The records underneath are to be repeated exactly, with the pictures left out.

Start Input for this task

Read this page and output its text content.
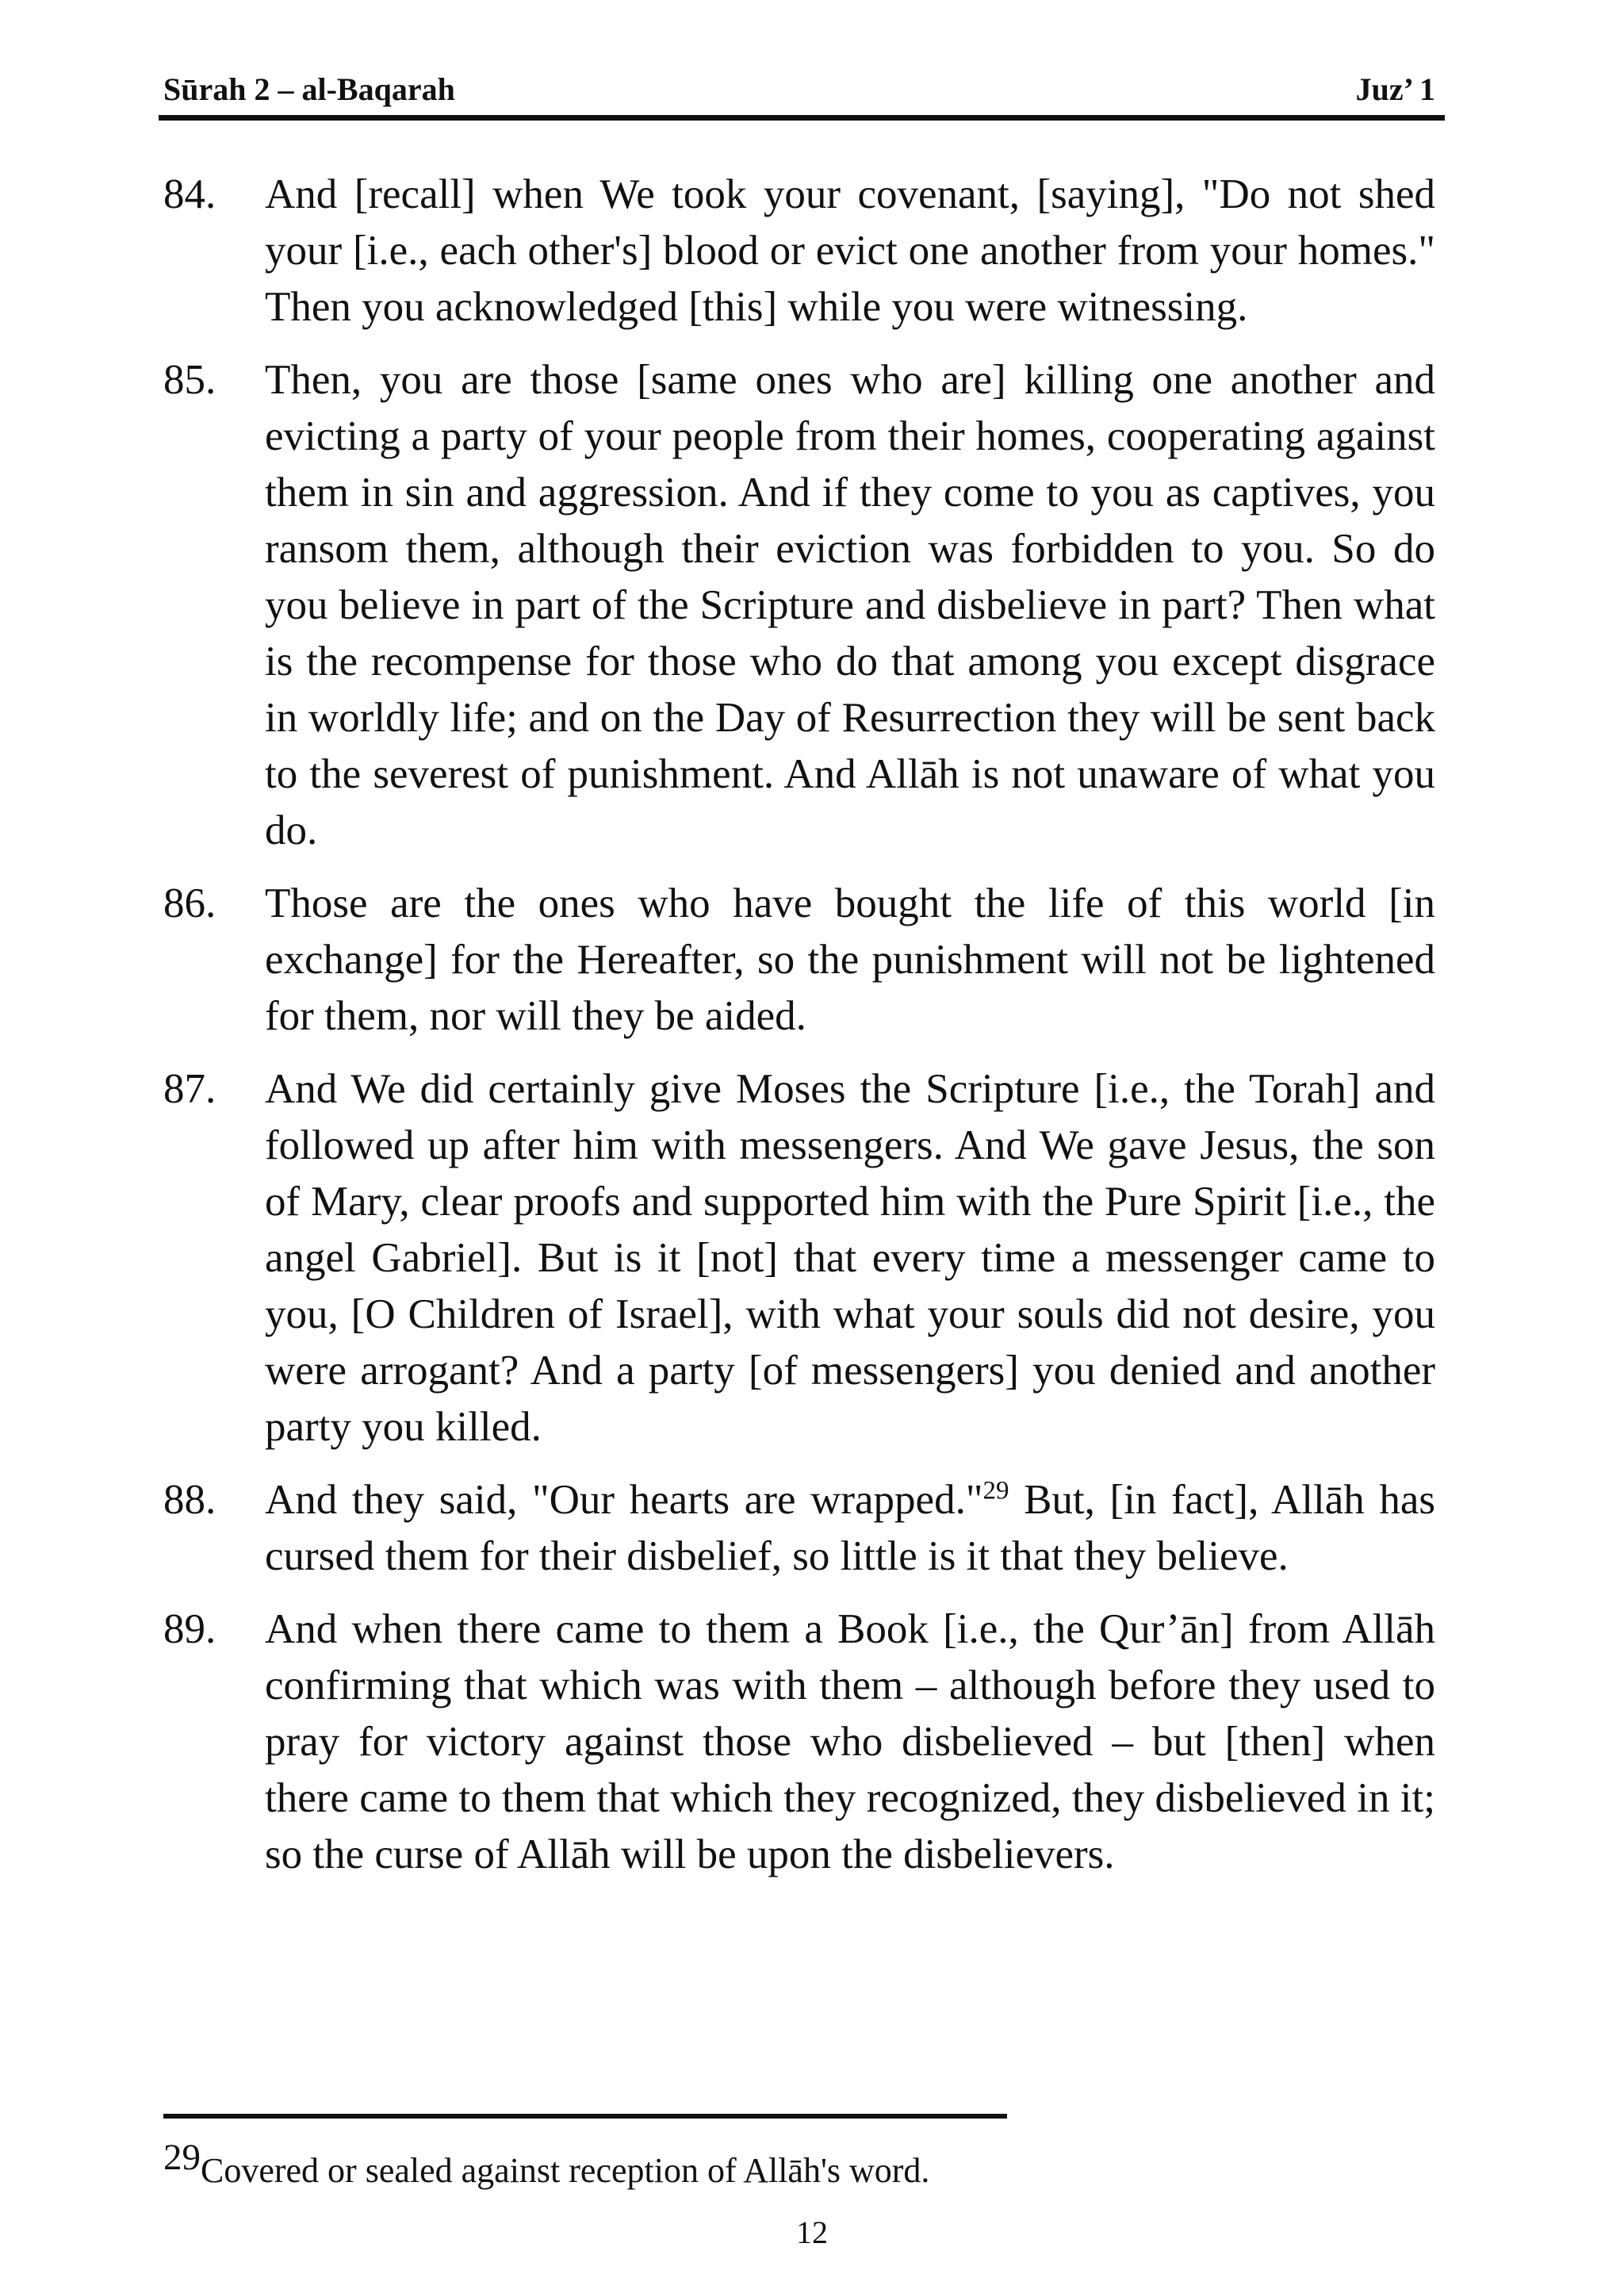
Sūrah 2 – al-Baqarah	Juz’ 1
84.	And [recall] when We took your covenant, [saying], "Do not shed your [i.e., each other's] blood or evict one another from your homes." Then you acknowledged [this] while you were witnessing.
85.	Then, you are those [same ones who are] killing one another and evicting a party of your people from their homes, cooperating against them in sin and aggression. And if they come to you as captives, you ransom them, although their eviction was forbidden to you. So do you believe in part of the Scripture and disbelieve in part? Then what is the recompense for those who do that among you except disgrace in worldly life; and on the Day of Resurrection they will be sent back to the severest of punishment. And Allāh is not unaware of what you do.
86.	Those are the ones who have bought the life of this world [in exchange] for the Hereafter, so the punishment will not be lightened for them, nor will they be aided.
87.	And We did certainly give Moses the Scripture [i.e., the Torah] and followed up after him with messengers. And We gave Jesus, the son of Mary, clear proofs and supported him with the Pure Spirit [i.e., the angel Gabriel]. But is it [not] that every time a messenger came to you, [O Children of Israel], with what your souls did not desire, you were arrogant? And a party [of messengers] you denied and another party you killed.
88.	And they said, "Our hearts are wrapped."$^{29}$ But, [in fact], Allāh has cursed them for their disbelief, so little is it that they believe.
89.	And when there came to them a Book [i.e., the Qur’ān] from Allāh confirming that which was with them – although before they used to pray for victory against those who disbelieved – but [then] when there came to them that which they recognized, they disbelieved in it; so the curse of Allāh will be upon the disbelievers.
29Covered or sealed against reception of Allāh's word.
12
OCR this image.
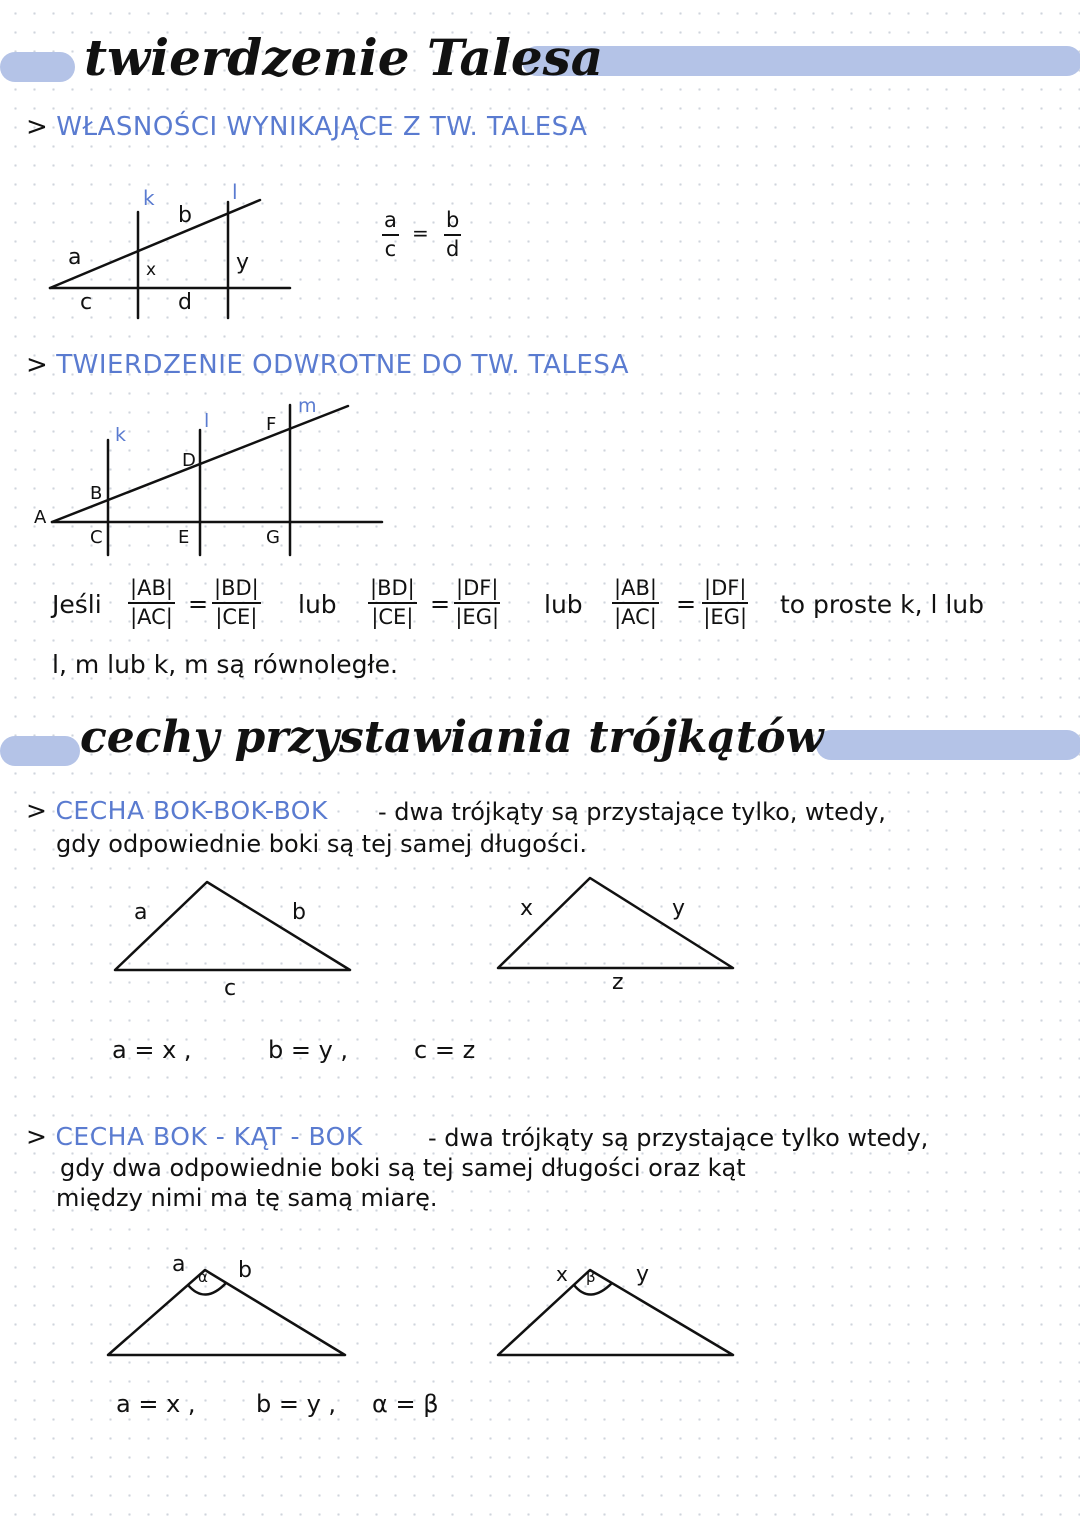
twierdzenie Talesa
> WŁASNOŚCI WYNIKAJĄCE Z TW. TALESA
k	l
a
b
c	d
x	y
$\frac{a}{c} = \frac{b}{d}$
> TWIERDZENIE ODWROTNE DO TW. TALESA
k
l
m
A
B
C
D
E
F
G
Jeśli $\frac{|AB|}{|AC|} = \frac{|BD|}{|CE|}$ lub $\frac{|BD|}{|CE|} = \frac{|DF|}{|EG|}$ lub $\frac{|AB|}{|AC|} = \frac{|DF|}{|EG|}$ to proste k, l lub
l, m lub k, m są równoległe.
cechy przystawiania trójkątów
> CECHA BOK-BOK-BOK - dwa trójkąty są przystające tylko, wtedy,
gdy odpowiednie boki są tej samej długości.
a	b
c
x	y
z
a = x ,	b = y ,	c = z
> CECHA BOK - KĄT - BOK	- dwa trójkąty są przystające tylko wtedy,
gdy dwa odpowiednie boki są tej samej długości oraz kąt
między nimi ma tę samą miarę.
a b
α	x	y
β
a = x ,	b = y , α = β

End Input for this task

Answer in full
Read this page and output its text content.
Sūrah 2 – al-Baqarah	Juz’ 1
84.	And [recall] when We took your covenant, [saying], "Do not shed your [i.e., each other's] blood or evict one another from your homes." Then you acknowledged [this] while you were witnessing.
85.	Then, you are those [same ones who are] killing one another and evicting a party of your people from their homes, cooperating against them in sin and aggression. And if they come to you as captives, you ransom them, although their eviction was forbidden to you. So do you believe in part of the Scripture and disbelieve in part? Then what is the recompense for those who do that among you except disgrace in worldly life; and on the Day of Resurrection they will be sent back to the severest of punishment. And Allāh is not unaware of what you do.
86.	Those are the ones who have bought the life of this world [in exchange] for the Hereafter, so the punishment will not be lightened for them, nor will they be aided.
87.	And We did certainly give Moses the Scripture [i.e., the Torah] and followed up after him with messengers. And We gave Jesus, the son of Mary, clear proofs and supported him with the Pure Spirit [i.e., the angel Gabriel]. But is it [not] that every time a messenger came to you, [O Children of Israel], with what your souls did not desire, you were arrogant? And a party [of messengers] you denied and another party you killed.
88.	And they said, "Our hearts are wrapped."$^{29}$ But, [in fact], Allāh has cursed them for their disbelief, so little is it that they believe.
89.	And when there came to them a Book [i.e., the Qur’ān] from Allāh confirming that which was with them – although before they used to pray for victory against those who disbelieved – but [then] when there came to them that which they recognized, they disbelieved in it; so the curse of Allāh will be upon the disbelievers.
29Covered or sealed against reception of Allāh's word.
12
OCR this image.
twierdzenie Talesa
> WŁASNOŚCI WYNIKAJĄCE Z TW. TALESA
k	l
a
b
c	d
x	y
$\frac{a}{c} = \frac{b}{d}$
> TWIERDZENIE ODWROTNE DO TW. TALESA
k
l
m
A
B
C
D
E
F
G
Jeśli $\frac{|AB|}{|AC|} = \frac{|BD|}{|CE|}$ lub $\frac{|BD|}{|CE|} = \frac{|DF|}{|EG|}$ lub $\frac{|AB|}{|AC|} = \frac{|DF|}{|EG|}$ to proste k, l lub
l, m lub k, m są równoległe.
cechy przystawiania trójkątów
> CECHA BOK-BOK-BOK - dwa trójkąty są przystające tylko, wtedy,
gdy odpowiednie boki są tej samej długości.
a	b
c
x	y
z
a = x ,	b = y ,	c = z
> CECHA BOK - KĄT - BOK	- dwa trójkąty są przystające tylko wtedy,
gdy dwa odpowiednie boki są tej samej długości oraz kąt
między nimi ma tę samą miarę.
a b
α	x	y
β
a = x ,	b = y , α = β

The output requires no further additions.